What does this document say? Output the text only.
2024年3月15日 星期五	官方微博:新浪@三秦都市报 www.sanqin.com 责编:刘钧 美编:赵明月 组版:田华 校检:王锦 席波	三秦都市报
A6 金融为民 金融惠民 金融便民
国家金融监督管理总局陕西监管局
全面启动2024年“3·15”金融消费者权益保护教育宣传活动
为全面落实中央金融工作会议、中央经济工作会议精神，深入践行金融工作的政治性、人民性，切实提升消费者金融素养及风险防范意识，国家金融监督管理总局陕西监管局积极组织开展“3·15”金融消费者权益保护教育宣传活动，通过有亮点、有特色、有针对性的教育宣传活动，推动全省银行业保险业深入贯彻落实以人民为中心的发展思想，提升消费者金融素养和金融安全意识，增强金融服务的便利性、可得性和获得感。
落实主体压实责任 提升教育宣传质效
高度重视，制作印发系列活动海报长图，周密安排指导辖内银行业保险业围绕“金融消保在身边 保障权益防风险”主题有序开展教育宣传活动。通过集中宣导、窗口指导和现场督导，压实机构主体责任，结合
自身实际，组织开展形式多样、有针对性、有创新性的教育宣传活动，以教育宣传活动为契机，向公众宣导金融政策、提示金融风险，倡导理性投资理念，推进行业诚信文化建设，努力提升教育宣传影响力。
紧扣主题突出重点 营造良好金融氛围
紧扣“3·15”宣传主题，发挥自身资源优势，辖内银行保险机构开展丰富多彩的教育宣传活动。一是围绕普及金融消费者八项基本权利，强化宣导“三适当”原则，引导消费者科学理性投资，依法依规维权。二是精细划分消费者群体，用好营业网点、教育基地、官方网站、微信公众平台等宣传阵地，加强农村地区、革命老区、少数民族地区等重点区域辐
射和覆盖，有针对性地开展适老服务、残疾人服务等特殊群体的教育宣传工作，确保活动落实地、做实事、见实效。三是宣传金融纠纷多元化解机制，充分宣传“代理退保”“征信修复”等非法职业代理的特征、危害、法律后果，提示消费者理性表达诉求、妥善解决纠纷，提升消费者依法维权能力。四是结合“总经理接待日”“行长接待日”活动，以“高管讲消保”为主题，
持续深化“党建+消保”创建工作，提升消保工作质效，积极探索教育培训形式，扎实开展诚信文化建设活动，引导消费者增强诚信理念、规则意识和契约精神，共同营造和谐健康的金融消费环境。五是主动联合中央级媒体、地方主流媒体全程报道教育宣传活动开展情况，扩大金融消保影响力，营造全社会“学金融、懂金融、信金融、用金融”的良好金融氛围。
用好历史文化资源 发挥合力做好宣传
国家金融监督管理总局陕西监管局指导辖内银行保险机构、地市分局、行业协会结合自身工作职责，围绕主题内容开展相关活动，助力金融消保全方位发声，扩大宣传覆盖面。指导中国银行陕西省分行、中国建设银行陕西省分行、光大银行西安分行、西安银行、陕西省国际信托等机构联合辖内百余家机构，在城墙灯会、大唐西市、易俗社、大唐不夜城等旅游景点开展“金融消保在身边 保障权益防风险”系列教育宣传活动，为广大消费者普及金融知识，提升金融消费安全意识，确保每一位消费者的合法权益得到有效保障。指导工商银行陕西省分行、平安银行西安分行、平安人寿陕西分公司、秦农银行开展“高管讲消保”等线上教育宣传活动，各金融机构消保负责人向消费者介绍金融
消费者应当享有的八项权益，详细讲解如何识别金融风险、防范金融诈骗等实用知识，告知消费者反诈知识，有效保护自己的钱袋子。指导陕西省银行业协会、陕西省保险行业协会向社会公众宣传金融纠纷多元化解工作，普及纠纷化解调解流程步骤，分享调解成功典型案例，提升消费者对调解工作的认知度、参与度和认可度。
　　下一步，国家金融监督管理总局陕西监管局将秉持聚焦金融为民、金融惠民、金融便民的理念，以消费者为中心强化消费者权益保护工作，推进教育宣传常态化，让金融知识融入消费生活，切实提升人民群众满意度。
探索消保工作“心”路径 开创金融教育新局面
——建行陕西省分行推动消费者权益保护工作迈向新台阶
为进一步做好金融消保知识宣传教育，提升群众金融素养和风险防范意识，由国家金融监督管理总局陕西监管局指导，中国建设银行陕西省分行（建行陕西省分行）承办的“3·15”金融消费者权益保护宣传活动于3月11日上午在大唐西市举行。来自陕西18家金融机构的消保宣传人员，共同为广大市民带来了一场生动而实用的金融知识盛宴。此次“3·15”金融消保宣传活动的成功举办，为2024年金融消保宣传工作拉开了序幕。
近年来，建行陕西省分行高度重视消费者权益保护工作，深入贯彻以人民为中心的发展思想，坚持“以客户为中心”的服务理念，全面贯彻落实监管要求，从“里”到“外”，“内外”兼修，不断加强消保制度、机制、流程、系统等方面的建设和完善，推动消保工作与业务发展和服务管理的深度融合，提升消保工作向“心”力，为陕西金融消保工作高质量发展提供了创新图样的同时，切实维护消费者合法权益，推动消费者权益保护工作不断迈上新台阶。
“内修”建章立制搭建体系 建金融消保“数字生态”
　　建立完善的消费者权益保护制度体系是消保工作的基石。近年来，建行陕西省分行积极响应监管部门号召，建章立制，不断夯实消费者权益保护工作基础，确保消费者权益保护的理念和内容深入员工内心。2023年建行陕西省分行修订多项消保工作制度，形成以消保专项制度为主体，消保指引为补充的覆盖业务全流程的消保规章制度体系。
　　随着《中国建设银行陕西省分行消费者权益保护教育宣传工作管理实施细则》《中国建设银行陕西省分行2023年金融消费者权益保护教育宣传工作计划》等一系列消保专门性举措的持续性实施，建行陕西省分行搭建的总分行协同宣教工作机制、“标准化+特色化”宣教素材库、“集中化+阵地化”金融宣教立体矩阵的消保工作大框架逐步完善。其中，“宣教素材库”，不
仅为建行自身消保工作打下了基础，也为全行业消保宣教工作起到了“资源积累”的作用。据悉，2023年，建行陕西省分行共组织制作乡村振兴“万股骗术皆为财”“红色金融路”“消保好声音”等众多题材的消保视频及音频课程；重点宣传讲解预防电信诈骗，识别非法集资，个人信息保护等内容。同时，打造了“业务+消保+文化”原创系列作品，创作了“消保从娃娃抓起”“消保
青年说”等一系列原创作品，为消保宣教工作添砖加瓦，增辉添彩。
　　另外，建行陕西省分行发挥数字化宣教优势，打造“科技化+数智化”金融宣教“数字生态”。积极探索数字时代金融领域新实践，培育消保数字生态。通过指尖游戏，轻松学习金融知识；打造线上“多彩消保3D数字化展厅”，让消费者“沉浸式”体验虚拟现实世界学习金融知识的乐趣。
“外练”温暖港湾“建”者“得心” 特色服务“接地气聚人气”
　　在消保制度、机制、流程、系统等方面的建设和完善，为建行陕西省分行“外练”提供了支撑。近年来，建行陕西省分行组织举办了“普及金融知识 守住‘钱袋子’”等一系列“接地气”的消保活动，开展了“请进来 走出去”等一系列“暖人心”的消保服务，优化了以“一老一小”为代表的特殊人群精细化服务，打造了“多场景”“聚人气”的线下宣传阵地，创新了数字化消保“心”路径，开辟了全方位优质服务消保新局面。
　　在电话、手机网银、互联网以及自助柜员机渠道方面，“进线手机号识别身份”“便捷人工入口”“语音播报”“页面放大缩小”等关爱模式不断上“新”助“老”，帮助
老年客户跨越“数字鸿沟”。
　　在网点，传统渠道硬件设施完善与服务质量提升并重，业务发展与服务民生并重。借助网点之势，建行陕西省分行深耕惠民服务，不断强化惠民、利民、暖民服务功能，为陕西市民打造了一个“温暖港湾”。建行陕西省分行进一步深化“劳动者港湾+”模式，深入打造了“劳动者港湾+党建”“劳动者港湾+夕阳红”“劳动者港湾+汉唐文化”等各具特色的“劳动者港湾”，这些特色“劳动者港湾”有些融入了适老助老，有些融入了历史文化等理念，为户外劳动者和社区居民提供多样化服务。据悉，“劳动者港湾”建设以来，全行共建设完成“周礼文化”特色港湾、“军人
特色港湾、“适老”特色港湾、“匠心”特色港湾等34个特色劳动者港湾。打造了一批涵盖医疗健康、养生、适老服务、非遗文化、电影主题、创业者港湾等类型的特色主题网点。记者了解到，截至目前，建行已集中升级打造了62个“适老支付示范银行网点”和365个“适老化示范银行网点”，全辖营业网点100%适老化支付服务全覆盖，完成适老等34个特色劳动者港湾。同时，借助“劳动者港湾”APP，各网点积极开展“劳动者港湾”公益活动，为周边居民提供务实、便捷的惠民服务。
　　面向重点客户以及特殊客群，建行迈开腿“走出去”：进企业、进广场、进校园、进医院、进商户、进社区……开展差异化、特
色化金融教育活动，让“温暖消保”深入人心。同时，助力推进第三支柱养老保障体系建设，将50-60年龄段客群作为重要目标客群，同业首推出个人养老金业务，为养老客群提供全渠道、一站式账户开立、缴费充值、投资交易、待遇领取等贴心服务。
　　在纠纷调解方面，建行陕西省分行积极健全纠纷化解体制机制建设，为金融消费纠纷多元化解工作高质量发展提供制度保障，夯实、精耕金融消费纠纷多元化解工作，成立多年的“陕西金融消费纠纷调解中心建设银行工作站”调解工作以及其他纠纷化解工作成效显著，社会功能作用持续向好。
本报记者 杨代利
== == ==
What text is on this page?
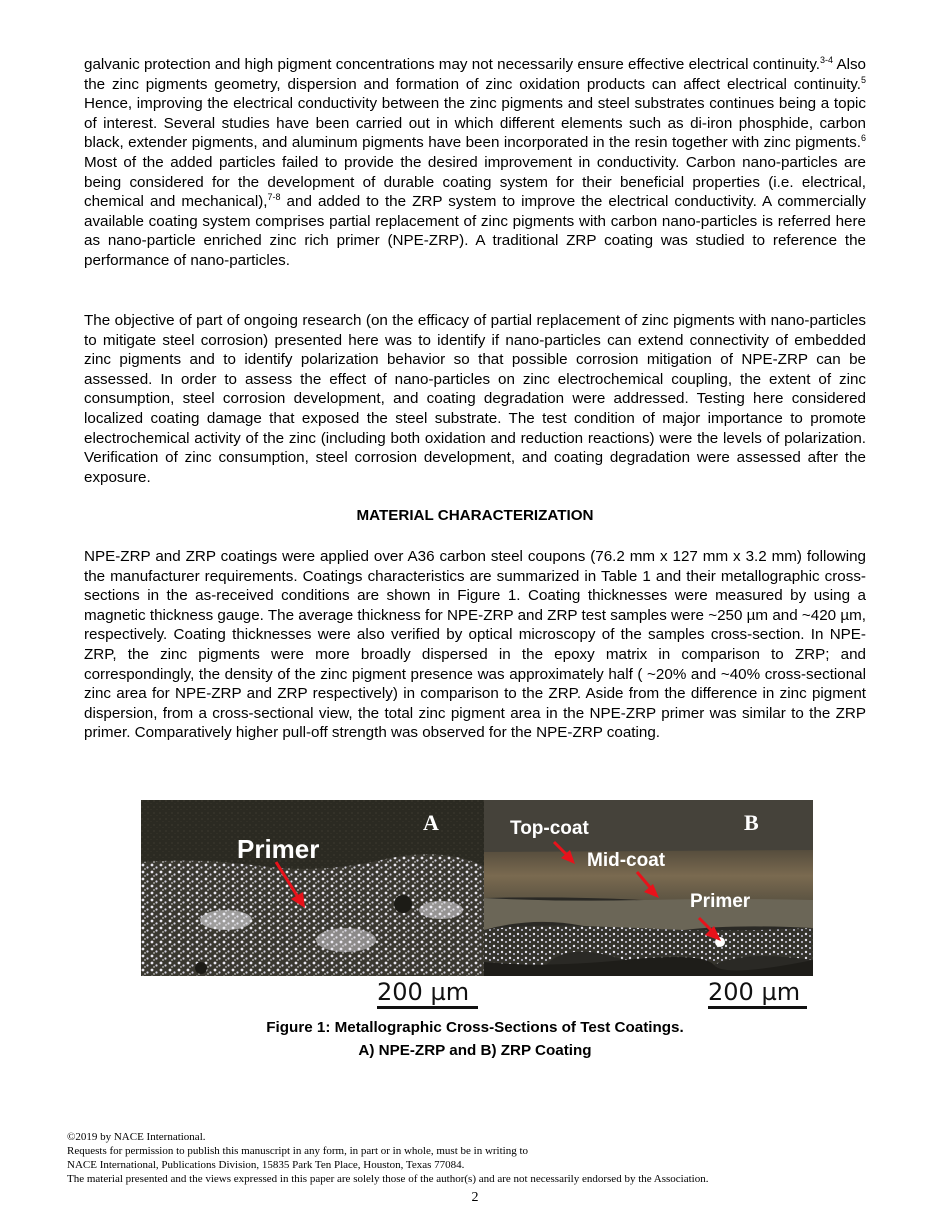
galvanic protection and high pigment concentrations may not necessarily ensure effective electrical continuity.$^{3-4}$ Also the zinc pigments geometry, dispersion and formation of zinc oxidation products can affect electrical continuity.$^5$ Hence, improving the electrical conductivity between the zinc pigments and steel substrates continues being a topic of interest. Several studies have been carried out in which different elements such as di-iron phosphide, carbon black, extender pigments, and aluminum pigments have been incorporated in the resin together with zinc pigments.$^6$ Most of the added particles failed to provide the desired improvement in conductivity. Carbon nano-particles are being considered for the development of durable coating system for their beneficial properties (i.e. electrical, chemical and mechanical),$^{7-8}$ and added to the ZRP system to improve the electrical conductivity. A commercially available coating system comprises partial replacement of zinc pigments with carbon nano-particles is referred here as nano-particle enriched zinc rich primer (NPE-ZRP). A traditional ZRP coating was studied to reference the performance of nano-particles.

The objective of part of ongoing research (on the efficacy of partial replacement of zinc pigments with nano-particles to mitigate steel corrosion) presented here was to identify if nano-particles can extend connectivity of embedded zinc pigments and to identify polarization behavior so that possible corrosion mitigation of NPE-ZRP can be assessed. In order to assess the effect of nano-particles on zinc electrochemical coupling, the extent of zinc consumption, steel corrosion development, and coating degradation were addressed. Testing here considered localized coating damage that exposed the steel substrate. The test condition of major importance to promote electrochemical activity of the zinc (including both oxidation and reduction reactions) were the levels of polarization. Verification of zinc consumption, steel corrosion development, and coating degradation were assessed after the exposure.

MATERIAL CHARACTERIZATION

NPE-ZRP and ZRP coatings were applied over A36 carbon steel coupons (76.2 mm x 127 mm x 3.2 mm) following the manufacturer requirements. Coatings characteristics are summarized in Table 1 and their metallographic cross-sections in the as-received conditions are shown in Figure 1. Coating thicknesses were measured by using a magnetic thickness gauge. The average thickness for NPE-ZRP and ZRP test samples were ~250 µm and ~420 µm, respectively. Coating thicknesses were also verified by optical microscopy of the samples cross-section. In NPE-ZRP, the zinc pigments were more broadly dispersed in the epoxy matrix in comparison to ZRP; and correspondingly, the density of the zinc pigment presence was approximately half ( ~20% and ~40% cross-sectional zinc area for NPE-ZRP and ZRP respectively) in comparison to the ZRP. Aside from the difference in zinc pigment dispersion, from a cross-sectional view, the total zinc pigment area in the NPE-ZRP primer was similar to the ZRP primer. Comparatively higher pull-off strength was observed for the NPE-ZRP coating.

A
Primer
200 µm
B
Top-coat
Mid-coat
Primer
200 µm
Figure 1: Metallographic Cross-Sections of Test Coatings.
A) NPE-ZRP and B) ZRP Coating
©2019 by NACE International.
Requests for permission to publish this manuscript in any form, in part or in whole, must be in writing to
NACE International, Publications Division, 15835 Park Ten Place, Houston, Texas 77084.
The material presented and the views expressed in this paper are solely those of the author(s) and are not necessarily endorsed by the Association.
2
== == ==
Copy each line of the listing that includes "温暖港湾".

**Correct output**.
“外练”温暖港湾“建”者“得心” 特色服务“接地气聚人气”
　　在网点，传统渠道硬件设施完善与服务质量提升并重，业务发展与服务民生并重。借助网点之势，建行陕西省分行深耕惠民服务，不断强化惠民、利民、暖民服务功能，为陕西市民打造了一个“温暖港湾”。建行陕西省分行进一步深化“劳动者港湾+”模式，深入打造了“劳动者港湾+党建”“劳动者港湾+夕阳红”“劳动者港湾+汉唐文化”等各具特色的“劳动者港湾”，这些特色“劳动者港湾”有些融入了适老助老，有些融入了历史文化等理念，为户外劳动者和社区居民提供多样化服务。据悉，“劳动者港湾”建设以来，全行共建设完成“周礼文化”特色港湾、“军人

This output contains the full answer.